REQUIRED TASK -
Of the lines in the listing below, how many hold "ffffff"? Answer with the number only.

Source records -
· · ·

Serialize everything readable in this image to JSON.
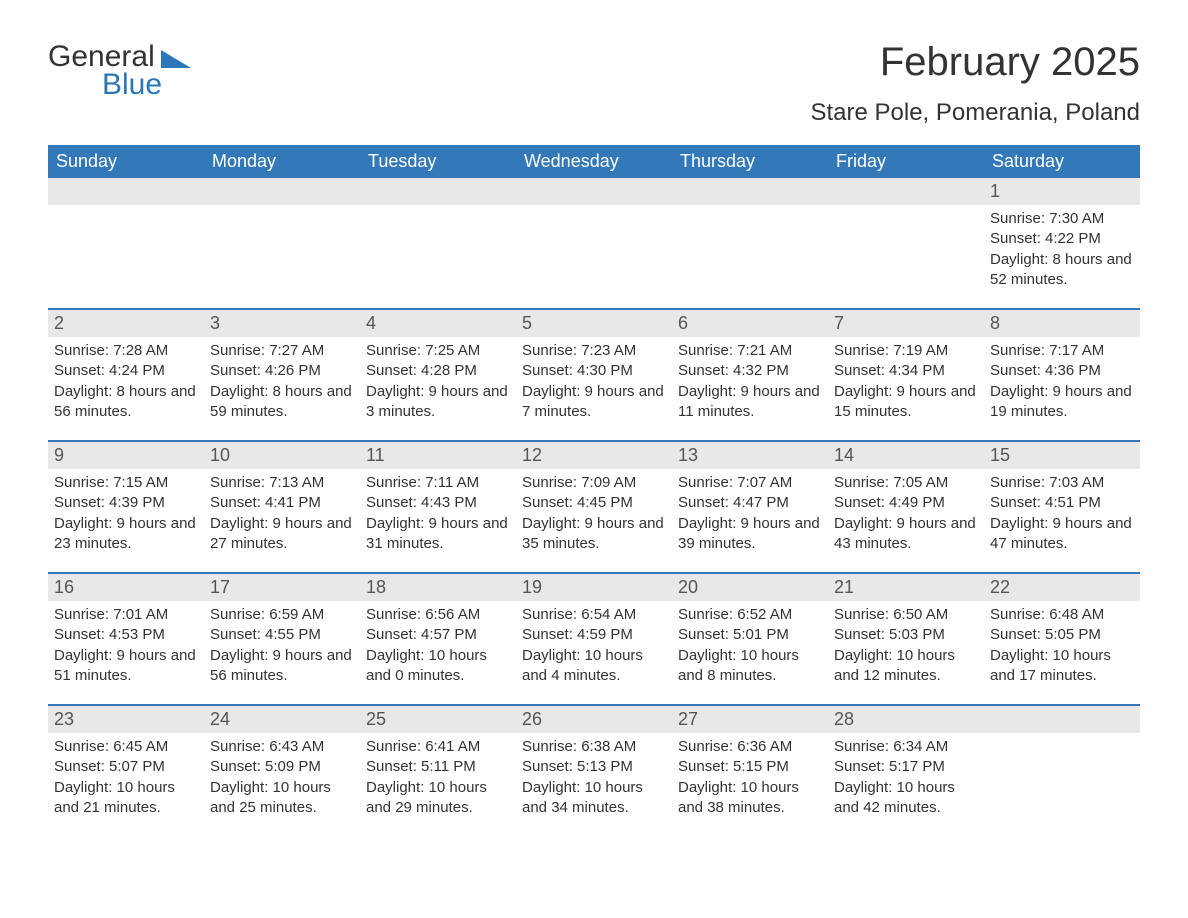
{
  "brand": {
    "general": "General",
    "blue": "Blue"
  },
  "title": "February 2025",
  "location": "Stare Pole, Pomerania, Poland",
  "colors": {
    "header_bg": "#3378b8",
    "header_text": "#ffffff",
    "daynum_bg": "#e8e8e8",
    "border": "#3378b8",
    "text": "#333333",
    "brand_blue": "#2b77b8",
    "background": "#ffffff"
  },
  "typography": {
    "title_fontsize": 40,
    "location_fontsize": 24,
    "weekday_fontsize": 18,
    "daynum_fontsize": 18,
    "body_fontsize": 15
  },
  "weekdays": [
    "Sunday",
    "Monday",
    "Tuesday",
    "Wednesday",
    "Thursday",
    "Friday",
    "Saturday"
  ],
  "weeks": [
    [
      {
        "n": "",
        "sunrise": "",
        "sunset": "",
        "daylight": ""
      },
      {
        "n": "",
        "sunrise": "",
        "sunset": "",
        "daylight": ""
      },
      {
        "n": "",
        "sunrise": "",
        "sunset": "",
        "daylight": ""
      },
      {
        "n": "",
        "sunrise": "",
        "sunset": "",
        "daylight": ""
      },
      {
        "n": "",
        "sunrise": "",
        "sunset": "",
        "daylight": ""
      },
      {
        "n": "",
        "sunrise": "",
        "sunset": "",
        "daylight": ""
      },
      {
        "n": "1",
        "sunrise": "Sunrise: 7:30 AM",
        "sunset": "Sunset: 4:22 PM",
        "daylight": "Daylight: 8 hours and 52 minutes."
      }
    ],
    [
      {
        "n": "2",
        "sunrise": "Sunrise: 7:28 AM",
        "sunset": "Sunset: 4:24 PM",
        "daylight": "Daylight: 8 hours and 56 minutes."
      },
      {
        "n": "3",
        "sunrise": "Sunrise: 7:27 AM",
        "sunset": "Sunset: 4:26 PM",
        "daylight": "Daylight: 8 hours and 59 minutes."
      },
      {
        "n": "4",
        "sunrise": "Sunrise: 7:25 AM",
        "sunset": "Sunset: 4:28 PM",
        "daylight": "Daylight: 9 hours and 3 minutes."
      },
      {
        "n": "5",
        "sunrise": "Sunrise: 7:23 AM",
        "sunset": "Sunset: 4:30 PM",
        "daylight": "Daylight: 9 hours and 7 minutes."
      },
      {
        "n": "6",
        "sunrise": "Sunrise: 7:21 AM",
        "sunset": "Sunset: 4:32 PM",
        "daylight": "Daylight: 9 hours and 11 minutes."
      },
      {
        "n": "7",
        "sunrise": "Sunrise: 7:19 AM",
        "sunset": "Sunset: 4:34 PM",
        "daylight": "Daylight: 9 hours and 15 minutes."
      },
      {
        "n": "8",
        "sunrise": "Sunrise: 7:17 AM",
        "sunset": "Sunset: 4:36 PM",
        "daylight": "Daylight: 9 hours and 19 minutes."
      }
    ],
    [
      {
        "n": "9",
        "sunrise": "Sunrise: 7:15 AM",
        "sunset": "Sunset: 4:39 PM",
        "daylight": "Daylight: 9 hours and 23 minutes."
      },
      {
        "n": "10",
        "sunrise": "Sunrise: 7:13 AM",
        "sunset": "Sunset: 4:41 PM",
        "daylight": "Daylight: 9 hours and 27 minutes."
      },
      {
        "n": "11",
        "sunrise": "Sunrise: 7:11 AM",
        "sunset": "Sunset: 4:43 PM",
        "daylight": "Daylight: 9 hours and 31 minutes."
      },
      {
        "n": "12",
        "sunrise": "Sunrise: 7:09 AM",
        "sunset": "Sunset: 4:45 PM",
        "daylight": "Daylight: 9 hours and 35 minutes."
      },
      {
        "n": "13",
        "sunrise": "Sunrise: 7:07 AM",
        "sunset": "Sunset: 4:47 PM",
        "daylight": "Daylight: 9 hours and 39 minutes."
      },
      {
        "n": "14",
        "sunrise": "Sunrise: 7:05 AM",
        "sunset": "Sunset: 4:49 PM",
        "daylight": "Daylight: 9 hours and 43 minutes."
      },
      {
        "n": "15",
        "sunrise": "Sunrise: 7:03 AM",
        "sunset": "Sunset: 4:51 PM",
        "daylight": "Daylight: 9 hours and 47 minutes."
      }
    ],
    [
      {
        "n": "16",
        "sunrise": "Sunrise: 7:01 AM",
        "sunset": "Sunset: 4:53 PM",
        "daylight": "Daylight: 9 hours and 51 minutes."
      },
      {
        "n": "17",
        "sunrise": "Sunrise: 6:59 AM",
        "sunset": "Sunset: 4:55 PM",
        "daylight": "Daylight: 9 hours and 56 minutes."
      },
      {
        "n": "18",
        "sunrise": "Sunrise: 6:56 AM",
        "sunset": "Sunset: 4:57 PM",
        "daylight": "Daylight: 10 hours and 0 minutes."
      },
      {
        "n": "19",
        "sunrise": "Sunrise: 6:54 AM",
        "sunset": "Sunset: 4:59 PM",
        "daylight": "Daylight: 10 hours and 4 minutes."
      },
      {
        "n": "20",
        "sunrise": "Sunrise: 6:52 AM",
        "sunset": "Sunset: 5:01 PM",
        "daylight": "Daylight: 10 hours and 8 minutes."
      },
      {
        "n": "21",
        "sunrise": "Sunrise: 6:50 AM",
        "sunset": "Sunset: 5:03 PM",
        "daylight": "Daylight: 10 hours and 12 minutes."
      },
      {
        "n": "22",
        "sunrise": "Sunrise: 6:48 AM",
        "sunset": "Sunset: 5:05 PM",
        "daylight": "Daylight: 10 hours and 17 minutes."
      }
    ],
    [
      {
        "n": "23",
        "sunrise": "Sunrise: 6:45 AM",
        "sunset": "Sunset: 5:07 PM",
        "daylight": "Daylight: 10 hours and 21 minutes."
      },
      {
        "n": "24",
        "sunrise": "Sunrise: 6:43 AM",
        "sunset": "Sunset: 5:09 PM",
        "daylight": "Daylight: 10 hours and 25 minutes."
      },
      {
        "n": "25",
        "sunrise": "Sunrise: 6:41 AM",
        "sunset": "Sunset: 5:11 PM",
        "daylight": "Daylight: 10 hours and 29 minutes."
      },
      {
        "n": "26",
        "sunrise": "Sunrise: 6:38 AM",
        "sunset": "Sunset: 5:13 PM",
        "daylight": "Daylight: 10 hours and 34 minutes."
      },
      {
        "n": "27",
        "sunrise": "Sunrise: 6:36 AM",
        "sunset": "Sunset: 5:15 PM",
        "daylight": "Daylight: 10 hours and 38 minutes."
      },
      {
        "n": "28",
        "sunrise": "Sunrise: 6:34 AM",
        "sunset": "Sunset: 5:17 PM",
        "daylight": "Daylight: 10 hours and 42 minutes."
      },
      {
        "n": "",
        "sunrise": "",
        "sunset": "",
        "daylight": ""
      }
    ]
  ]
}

· · ·

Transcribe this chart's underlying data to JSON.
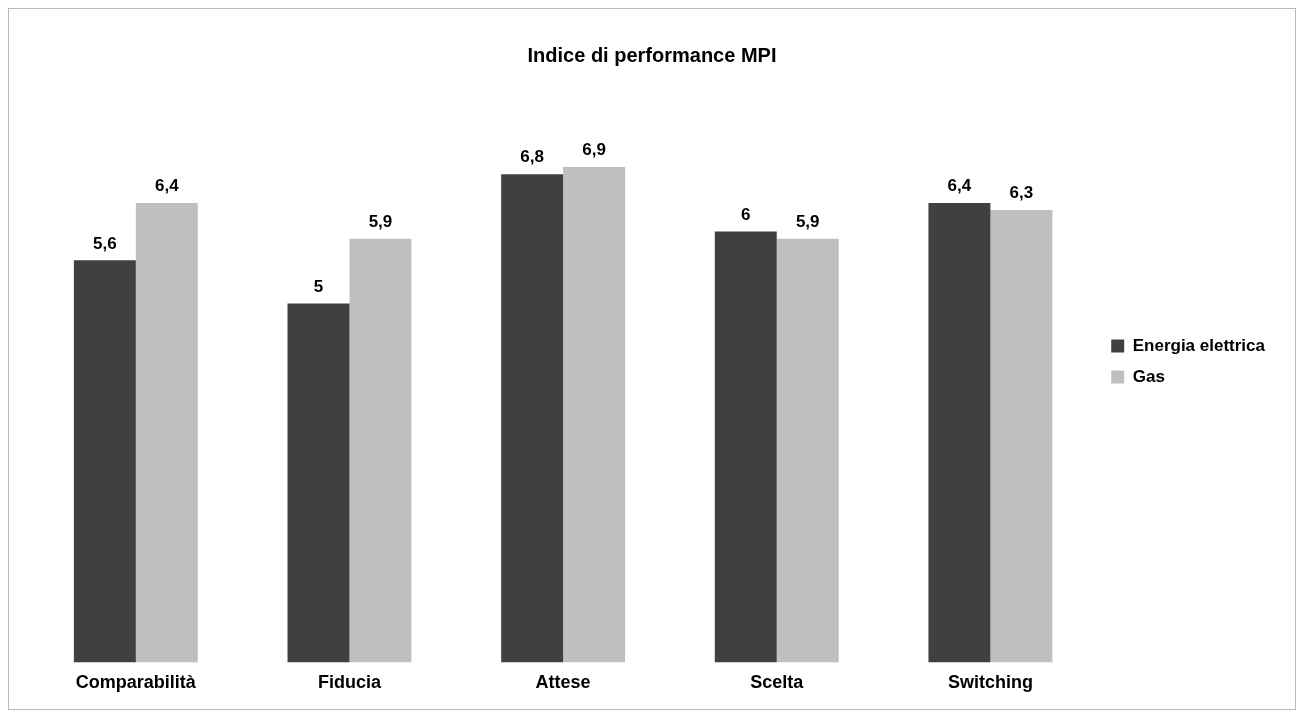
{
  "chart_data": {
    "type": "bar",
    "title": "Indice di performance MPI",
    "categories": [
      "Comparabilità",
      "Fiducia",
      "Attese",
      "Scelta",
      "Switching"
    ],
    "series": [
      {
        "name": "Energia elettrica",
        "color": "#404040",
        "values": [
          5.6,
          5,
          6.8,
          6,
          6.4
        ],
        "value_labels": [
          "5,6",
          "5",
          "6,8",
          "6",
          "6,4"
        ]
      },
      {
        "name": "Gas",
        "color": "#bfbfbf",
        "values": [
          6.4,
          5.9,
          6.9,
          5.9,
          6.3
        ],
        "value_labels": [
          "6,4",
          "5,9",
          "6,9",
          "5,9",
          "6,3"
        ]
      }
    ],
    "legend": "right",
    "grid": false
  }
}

· · ·

RESPONSE TO THIS EXERCISE -
2